Records from a data source

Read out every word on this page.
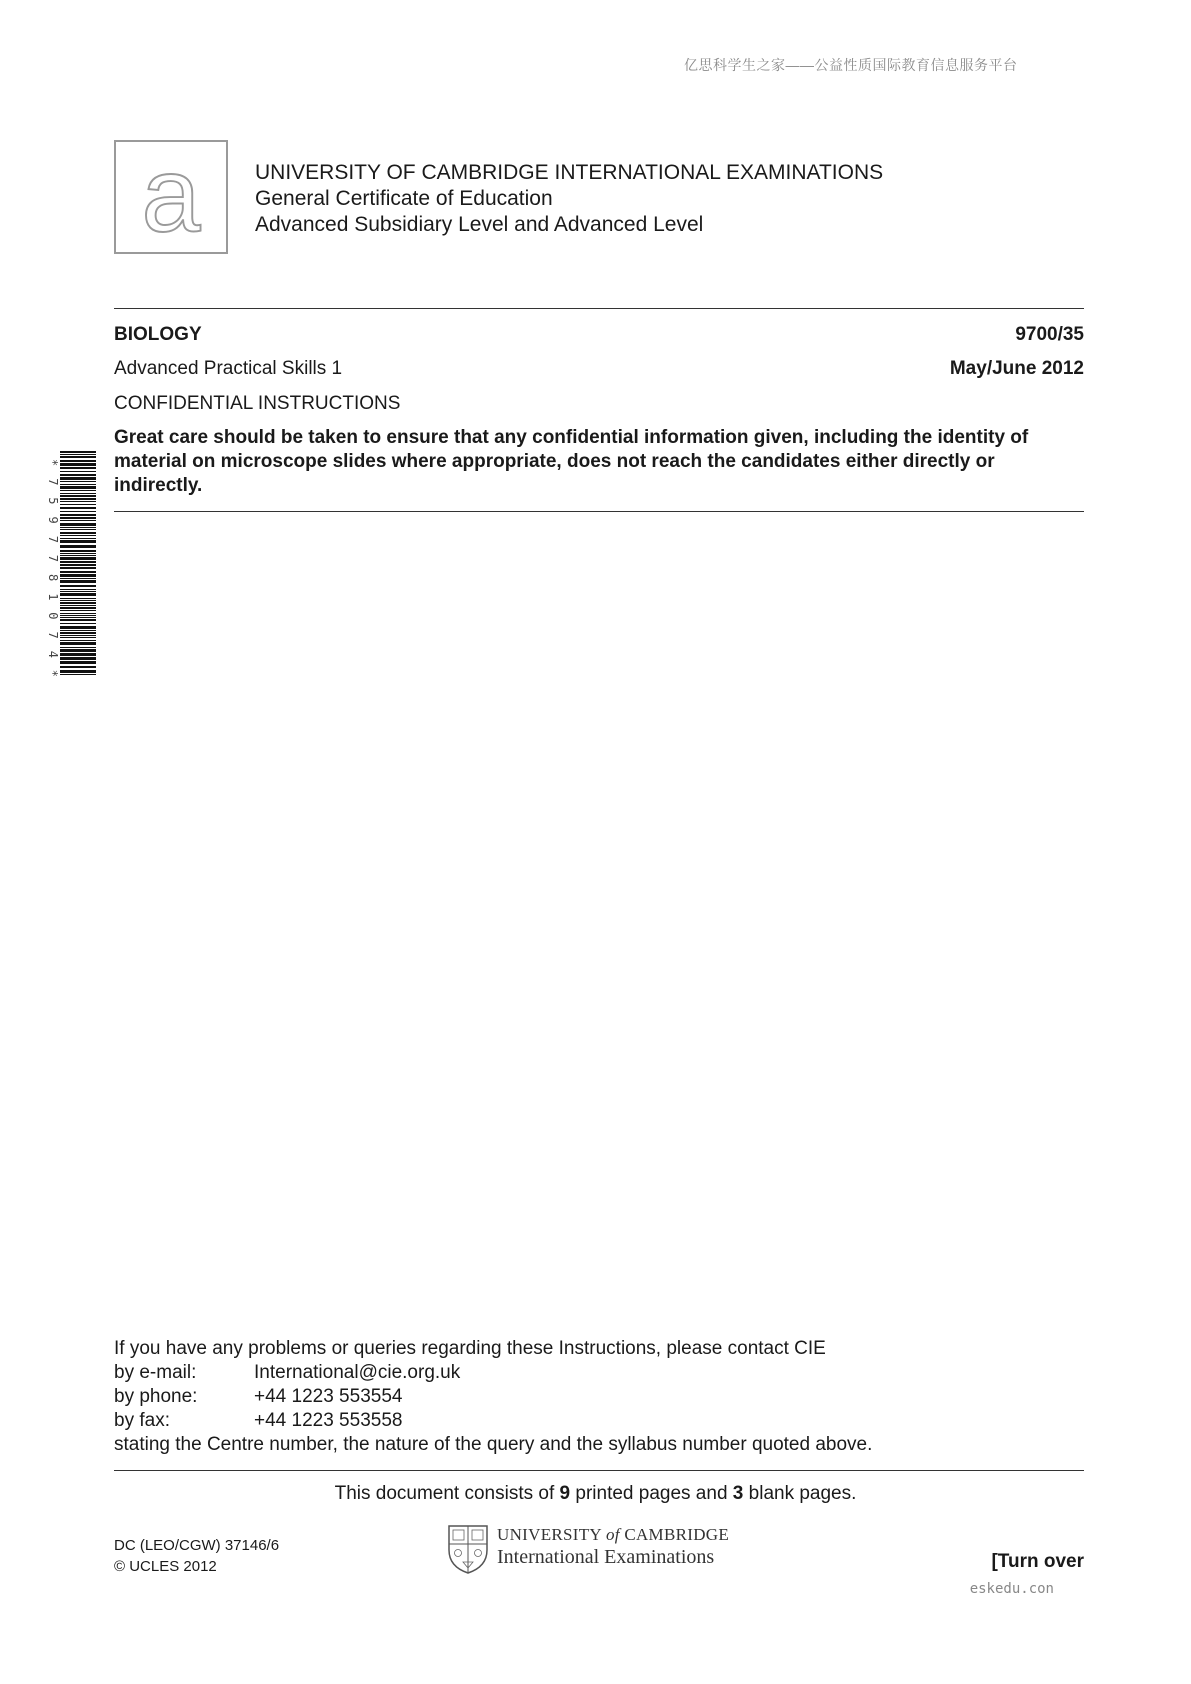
亿思科学生之家——公益性质国际教育信息服务平台
a	UNIVERSITY OF CAMBRIDGE INTERNATIONAL EXAMINATIONS
General Certificate of Education
Advanced Subsidiary Level and Advanced Level
BIOLOGY	9700/35
Advanced Practical Skills 1	May/June 2012
CONFIDENTIAL INSTRUCTIONS
Great care should be taken to ensure that any confidential information given, including the identity of material on microscope slides where appropriate, does not reach the candidates either directly or indirectly.
*
7
5
9
7
7
8
1
0
7
4
*
If you have any problems or queries regarding these Instructions, please contact CIE
by e-mail:	International@cie.org.uk
by phone:	+44 1223 553554
by fax:	+44 1223 553558
stating the Centre number, the nature of the query and the syllabus number quoted above.
This document consists of 9 printed pages and 3 blank pages.
DC (LEO/CGW) 37146/6
© UCLES 2012
UNIVERSITY of CAMBRIDGE
International Examinations	[Turn over
eskedu.con
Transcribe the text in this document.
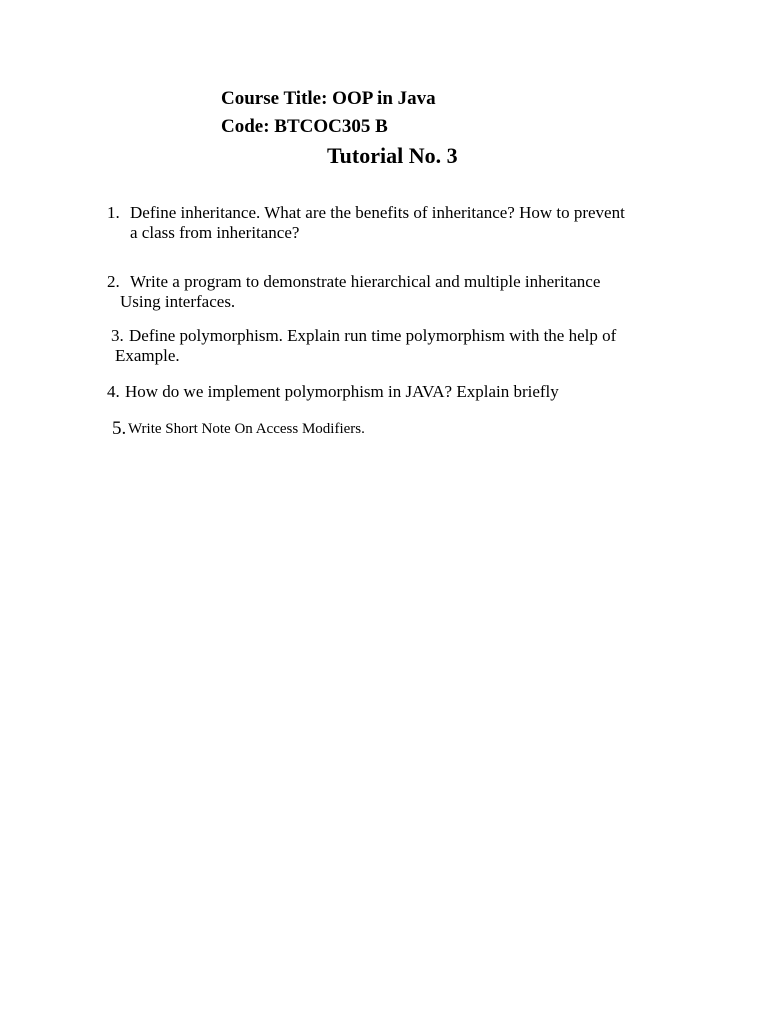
Course Title: OOP in Java
Code: BTCOC305 B
Tutorial No. 3
1. Define inheritance. What are the benefits of inheritance? How to prevent
a class from inheritance?
2. Write a program to demonstrate hierarchical and multiple inheritance
Using interfaces.
3. Define polymorphism. Explain run time polymorphism with the help of
Example.
4. How do we implement polymorphism in JAVA? Explain briefly
5. Write Short Note On Access Modifiers.
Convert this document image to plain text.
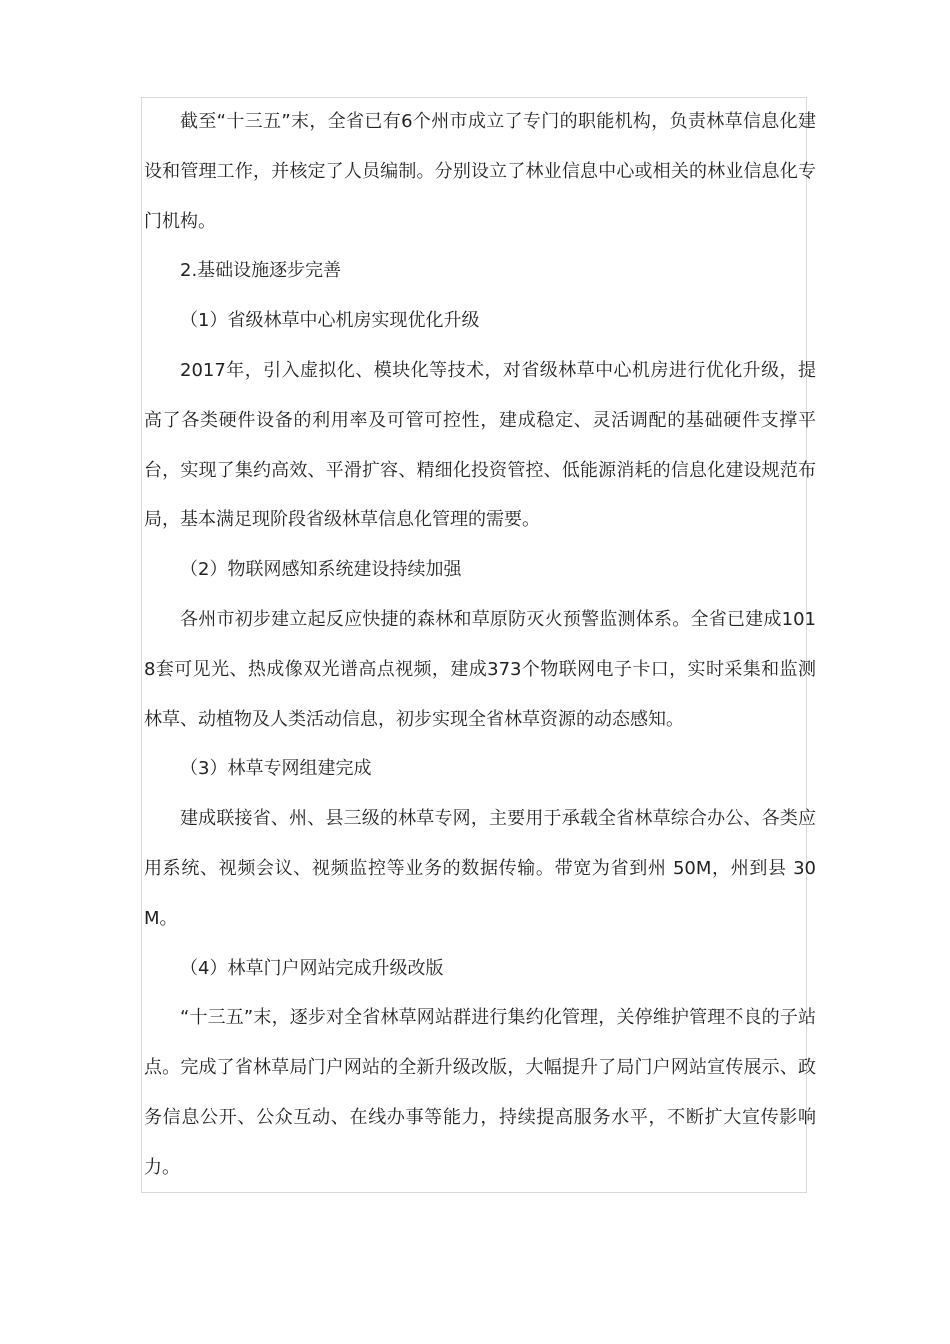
截至“十三五”末，全省已有6个州市成立了专门的职能机构，负责林草信息化建设和管理工作，并核定了人员编制。分别设立了林业信息中心或相关的林业信息化专门机构。

2.基础设施逐步完善

（1）省级林草中心机房实现优化升级

2017年，引入虚拟化、模块化等技术，对省级林草中心机房进行优化升级，提高了各类硬件设备的利用率及可管可控性，建成稳定、灵活调配的基础硬件支撑平台，实现了集约高效、平滑扩容、精细化投资管控、低能源消耗的信息化建设规范布局，基本满足现阶段省级林草信息化管理的需要。

（2）物联网感知系统建设持续加强

各州市初步建立起反应快捷的森林和草原防灭火预警监测体系。全省已建成1018套可见光、热成像双光谱高点视频，建成373个物联网电子卡口，实时采集和监测林草、动植物及人类活动信息，初步实现全省林草资源的动态感知。

（3）林草专网组建完成

建成联接省、州、县三级的林草专网，主要用于承载全省林草综合办公、各类应用系统、视频会议、视频监控等业务的数据传输。带宽为省到州 50M，州到县 30M。

（4）林草门户网站完成升级改版

“十三五”末，逐步对全省林草网站群进行集约化管理，关停维护管理不良的子站点。完成了省林草局门户网站的全新升级改版，大幅提升了局门户网站宣传展示、政务信息公开、公众互动、在线办事等能力，持续提高服务水平，不断扩大宣传影响力。
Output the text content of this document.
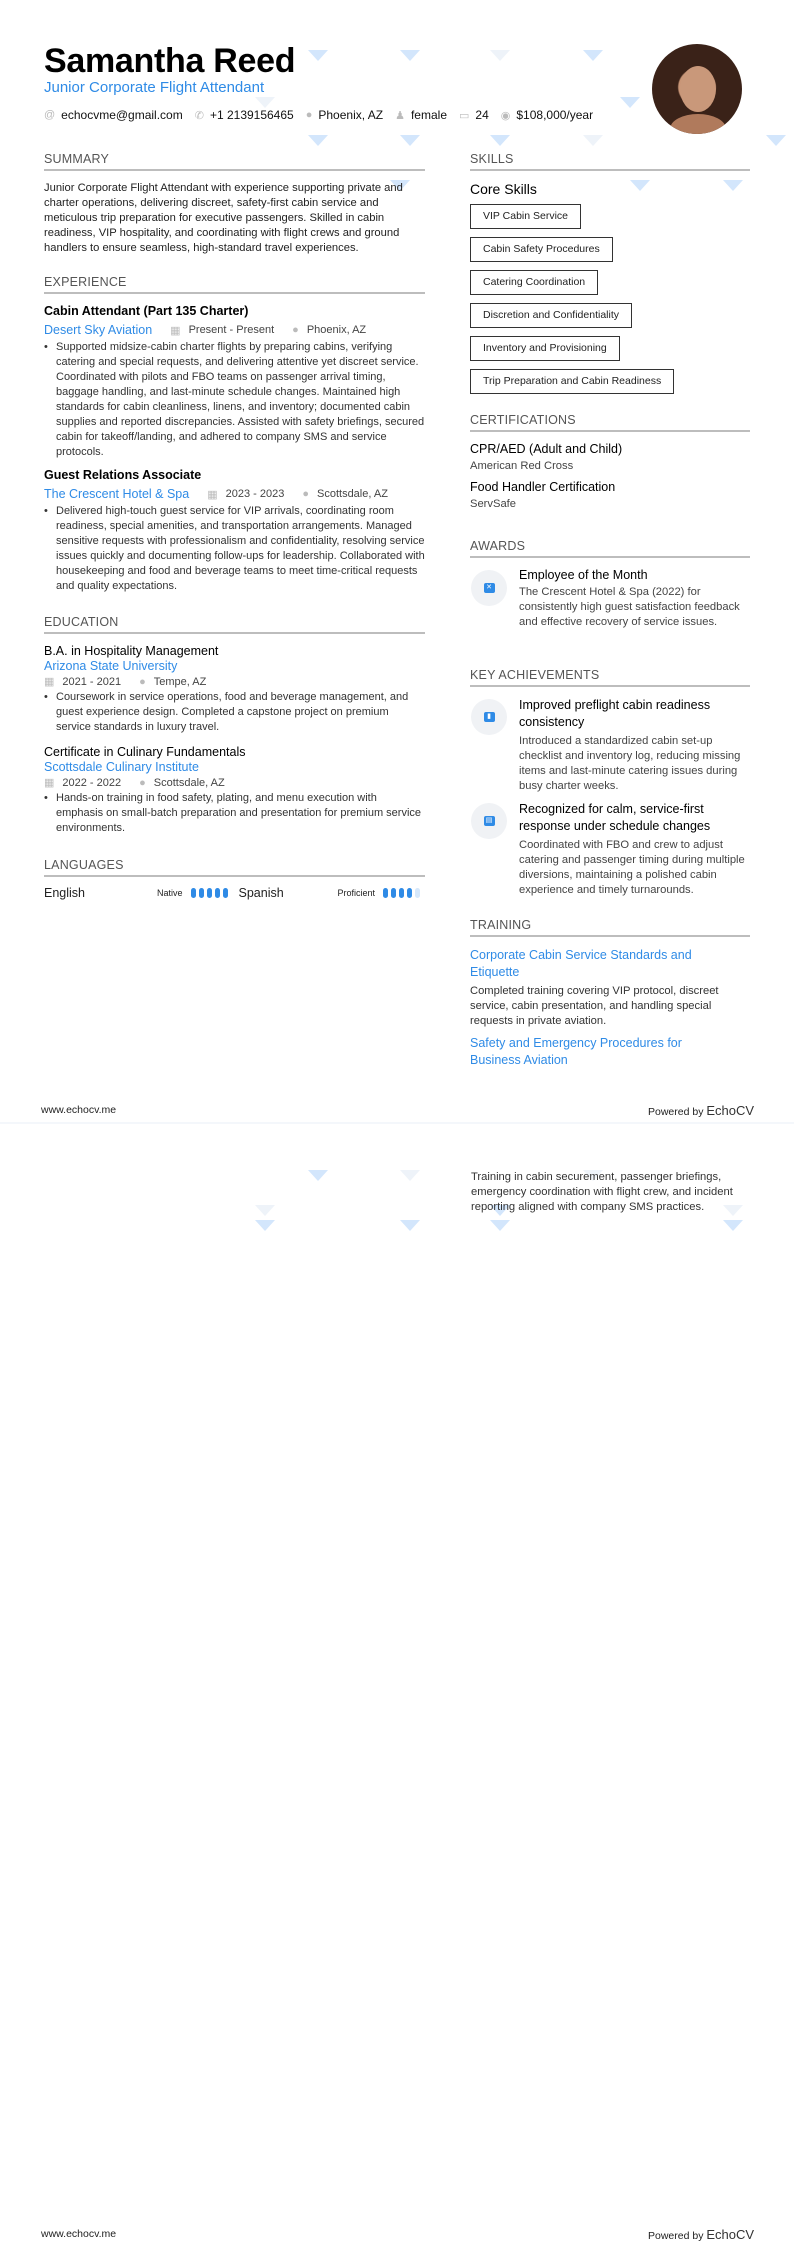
Samantha Reed
Junior Corporate Flight Attendant
@ echocvme@gmail.com ✆ +1 2139156465 ● Phoenix, AZ ♟ female ▭ 24 ◉ $108,000/year
SUMMARY
Junior Corporate Flight Attendant with experience supporting private and charter operations, delivering discreet, safety-first cabin service and meticulous trip preparation for executive passengers. Skilled in cabin readiness, VIP hospitality, and coordinating with flight crews and ground handlers to ensure seamless, high-standard travel experiences.
EXPERIENCE
Cabin Attendant (Part 135 Charter)
Desert Sky Aviation ▦ Present - Present ● Phoenix, AZ
• Supported midsize-cabin charter flights by preparing cabins, verifying catering and special requests, and delivering attentive yet discreet service. Coordinated with pilots and FBO teams on passenger arrival timing, baggage handling, and last-minute schedule changes. Maintained high standards for cabin cleanliness, linens, and inventory; documented cabin supplies and reported discrepancies. Assisted with safety briefings, secured cabin for takeoff/landing, and adhered to company SMS and service protocols.
Guest Relations Associate
The Crescent Hotel & Spa ▦ 2023 - 2023 ● Scottsdale, AZ
• Delivered high-touch guest service for VIP arrivals, coordinating room readiness, special amenities, and transportation arrangements. Managed sensitive requests with professionalism and confidentiality, resolving service issues quickly and documenting follow-ups for leadership. Collaborated with housekeeping and food and beverage teams to meet time-critical requests and quality expectations.
EDUCATION
B.A. in Hospitality Management
Arizona State University
▦ 2021 - 2021 ● Tempe, AZ
• Coursework in service operations, food and beverage management, and guest experience design. Completed a capstone project on premium service standards in luxury travel.
Certificate in Culinary Fundamentals
Scottsdale Culinary Institute
▦ 2022 - 2022 ● Scottsdale, AZ
• Hands-on training in food safety, plating, and menu execution with emphasis on small-batch preparation and presentation for premium service environments.
LANGUAGES
English	Native	Spanish	Proficient
SKILLS
Core Skills
VIP Cabin Service
Cabin Safety Procedures
Catering Coordination
Discretion and Confidentiality
Inventory and Provisioning
Trip Preparation and Cabin Readiness
CERTIFICATIONS
CPR/AED (Adult and Child)
American Red Cross
Food Handler Certification
ServSafe
AWARDS
✕
Employee of the Month
The Crescent Hotel & Spa (2022) for consistently high guest satisfaction feedback and effective recovery of service issues.
KEY ACHIEVEMENTS
▮
Improved preflight cabin readiness consistency
Introduced a standardized cabin set-up checklist and inventory log, reducing missing items and last-minute catering issues during busy charter weeks.
▤
Recognized for calm, service-first response under schedule changes
Coordinated with FBO and crew to adjust catering and passenger timing during multiple diversions, maintaining a polished cabin experience and timely turnarounds.
TRAINING
Corporate Cabin Service Standards and Etiquette
Completed training covering VIP protocol, discreet service, cabin presentation, and handling special requests in private aviation.
Safety and Emergency Procedures for Business Aviation
www.echocv.me	Powered by EchoCV
Training in cabin securement, passenger briefings, emergency coordination with flight crew, and incident reporting aligned with company SMS practices.
www.echocv.me	Powered by EchoCV
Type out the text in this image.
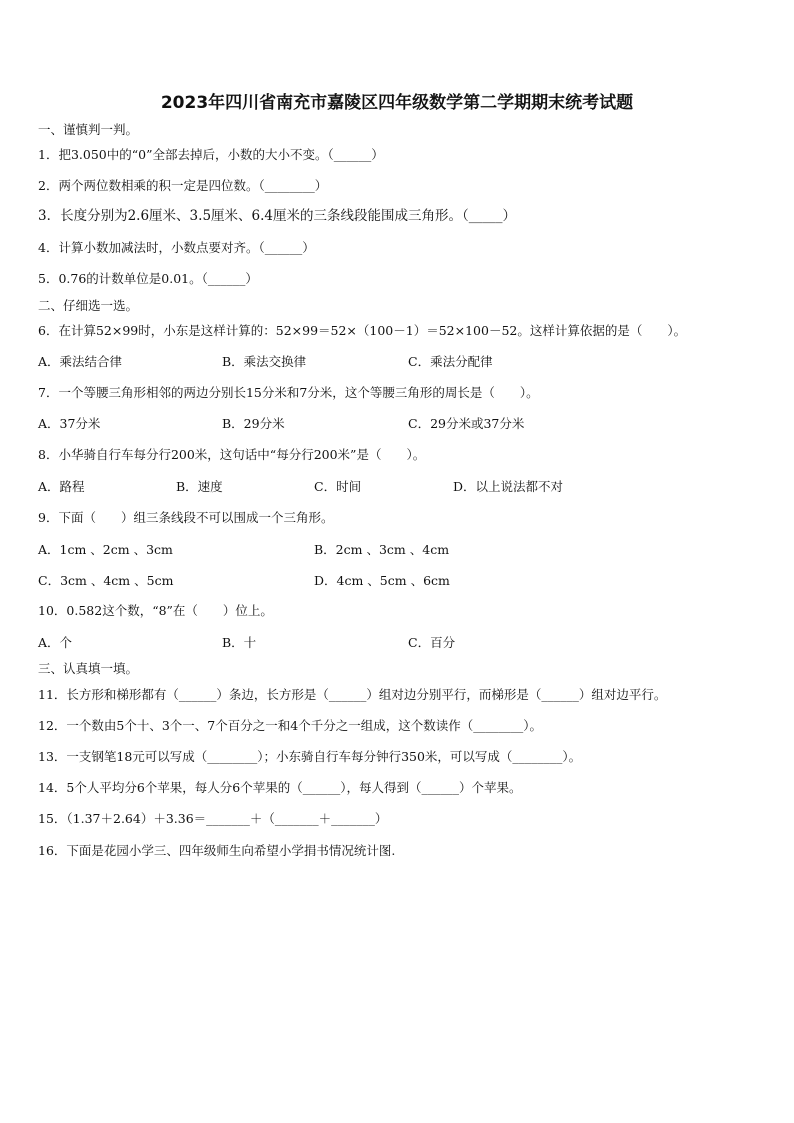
2023年四川省南充市嘉陵区四年级数学第二学期期末统考试题
一、谨慎判一判。
1．把3.050中的“0”全部去掉后，小数的大小不变。（______）
2．两个两位数相乘的积一定是四位数。（________）
3．长度分别为2.6厘米、3.5厘米、6.4厘米的三条线段能围成三角形。（_____）
4．计算小数加减法时，小数点要对齐。（______）
5．0.76的计数单位是0.01。（______）
二、仔细选一选。
6．在计算52×99时，小东是这样计算的：52×99＝52×（100－1）＝52×100－52。这样计算依据的是（　　）。
A．乘法结合律	B．乘法交换律	C．乘法分配律
7．一个等腰三角形相邻的两边分别长15分米和7分米，这个等腰三角形的周长是（　　）。
A．37分米	B．29分米	C．29分米或37分米
8．小华骑自行车每分行200米，这句话中“每分行200米”是（　　）。
A．路程	B．速度	C．时间	D．以上说法都不对
9．下面（　　）组三条线段不可以围成一个三角形。
A．1cm 、2cm 、3cm	B．2cm 、3cm 、4cm
C．3cm 、4cm 、5cm	D．4cm 、5cm 、6cm
10．0.582这个数，“8”在（　　）位上。
A．个	B．十	C．百分
三、认真填一填。
11．长方形和梯形都有（______）条边，长方形是（______）组对边分别平行，而梯形是（______）组对边平行。
12．一个数由5个十、3个一、7个百分之一和4个千分之一组成，这个数读作（________）。
13．一支钢笔18元可以写成（________）；小东骑自行车每分钟行350米，可以写成（________）。
14．5个人平均分6个苹果，每人分6个苹果的（______），每人得到（______）个苹果。
15．（1.37＋2.64）＋3.36＝_______＋（_______＋_______）
16．下面是花园小学三、四年级师生向希望小学捐书情况统计图.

Exercise description: Check every line for "polymorphism" and show the ones that have it.

Reply:
3. Define polymorphism. Explain run time polymorphism with the help of
4. How do we implement polymorphism in JAVA? Explain briefly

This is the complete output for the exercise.